Pull each line holding the word "color" from the data.

* * * * * * *

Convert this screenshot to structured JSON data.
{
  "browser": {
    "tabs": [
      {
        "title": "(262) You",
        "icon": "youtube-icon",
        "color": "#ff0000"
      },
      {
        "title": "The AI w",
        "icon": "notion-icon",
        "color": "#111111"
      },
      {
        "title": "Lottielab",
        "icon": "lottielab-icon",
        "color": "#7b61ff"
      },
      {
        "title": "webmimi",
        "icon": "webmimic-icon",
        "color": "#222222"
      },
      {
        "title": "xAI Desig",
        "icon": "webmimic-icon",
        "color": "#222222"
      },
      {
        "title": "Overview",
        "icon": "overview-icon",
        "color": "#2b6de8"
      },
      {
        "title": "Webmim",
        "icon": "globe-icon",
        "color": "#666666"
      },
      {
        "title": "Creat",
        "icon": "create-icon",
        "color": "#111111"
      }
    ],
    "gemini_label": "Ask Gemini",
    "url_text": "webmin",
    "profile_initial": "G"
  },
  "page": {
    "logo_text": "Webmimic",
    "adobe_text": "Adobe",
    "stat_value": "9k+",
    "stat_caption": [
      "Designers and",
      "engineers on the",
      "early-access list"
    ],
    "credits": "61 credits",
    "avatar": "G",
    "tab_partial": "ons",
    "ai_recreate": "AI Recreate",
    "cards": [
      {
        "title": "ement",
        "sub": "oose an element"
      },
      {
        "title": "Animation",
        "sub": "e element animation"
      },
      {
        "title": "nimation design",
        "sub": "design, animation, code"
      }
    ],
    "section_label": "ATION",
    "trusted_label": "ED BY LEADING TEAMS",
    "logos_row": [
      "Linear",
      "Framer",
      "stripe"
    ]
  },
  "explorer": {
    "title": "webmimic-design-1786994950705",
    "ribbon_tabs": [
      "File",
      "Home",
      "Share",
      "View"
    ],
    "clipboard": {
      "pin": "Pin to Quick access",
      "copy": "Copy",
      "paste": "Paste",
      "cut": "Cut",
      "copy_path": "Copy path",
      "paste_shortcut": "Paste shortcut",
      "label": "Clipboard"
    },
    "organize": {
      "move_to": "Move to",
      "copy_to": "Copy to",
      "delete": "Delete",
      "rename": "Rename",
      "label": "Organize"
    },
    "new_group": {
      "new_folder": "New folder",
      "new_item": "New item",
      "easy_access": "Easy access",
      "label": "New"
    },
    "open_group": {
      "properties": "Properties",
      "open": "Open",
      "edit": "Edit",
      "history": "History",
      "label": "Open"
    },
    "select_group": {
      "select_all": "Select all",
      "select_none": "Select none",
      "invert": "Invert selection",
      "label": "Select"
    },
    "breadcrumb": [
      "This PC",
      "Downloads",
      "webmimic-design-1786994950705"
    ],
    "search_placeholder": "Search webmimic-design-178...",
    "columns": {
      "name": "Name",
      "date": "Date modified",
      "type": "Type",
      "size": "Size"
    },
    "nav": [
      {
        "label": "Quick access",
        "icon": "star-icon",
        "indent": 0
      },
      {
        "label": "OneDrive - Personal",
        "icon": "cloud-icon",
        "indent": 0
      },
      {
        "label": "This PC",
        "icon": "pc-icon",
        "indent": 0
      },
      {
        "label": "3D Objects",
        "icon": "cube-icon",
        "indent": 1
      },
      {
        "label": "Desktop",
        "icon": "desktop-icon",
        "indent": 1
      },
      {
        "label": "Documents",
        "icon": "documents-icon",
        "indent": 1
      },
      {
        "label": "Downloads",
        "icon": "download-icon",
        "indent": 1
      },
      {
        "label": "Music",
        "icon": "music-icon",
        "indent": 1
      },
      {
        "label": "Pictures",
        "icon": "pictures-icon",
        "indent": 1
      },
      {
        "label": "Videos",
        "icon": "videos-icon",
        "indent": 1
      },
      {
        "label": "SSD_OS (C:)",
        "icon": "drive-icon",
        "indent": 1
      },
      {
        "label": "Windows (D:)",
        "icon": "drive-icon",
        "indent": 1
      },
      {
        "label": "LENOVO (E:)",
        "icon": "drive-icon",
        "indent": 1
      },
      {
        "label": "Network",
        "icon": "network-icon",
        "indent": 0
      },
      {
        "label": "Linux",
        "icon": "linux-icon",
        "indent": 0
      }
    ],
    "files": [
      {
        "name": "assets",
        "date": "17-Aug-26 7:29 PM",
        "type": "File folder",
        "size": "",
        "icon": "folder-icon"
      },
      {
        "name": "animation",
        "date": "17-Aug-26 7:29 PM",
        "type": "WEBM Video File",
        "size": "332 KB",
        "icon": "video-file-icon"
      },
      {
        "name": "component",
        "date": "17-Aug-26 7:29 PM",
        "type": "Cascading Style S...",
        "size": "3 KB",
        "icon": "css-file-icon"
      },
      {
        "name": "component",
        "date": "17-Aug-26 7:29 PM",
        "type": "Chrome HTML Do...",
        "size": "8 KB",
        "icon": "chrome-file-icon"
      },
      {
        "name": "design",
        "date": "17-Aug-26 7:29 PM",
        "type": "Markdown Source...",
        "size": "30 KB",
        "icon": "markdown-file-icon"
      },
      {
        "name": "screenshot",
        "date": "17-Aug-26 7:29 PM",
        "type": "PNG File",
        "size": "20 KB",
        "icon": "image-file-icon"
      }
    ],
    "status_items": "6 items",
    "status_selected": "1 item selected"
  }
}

* * * * * * *

Task output:
        "color": "#ff0000"
        "color": "#111111"
        "color": "#7b61ff"
        "color": "#222222"
        "color": "#222222"
        "color": "#2b6de8"
        "color": "#666666"
        "color": "#111111"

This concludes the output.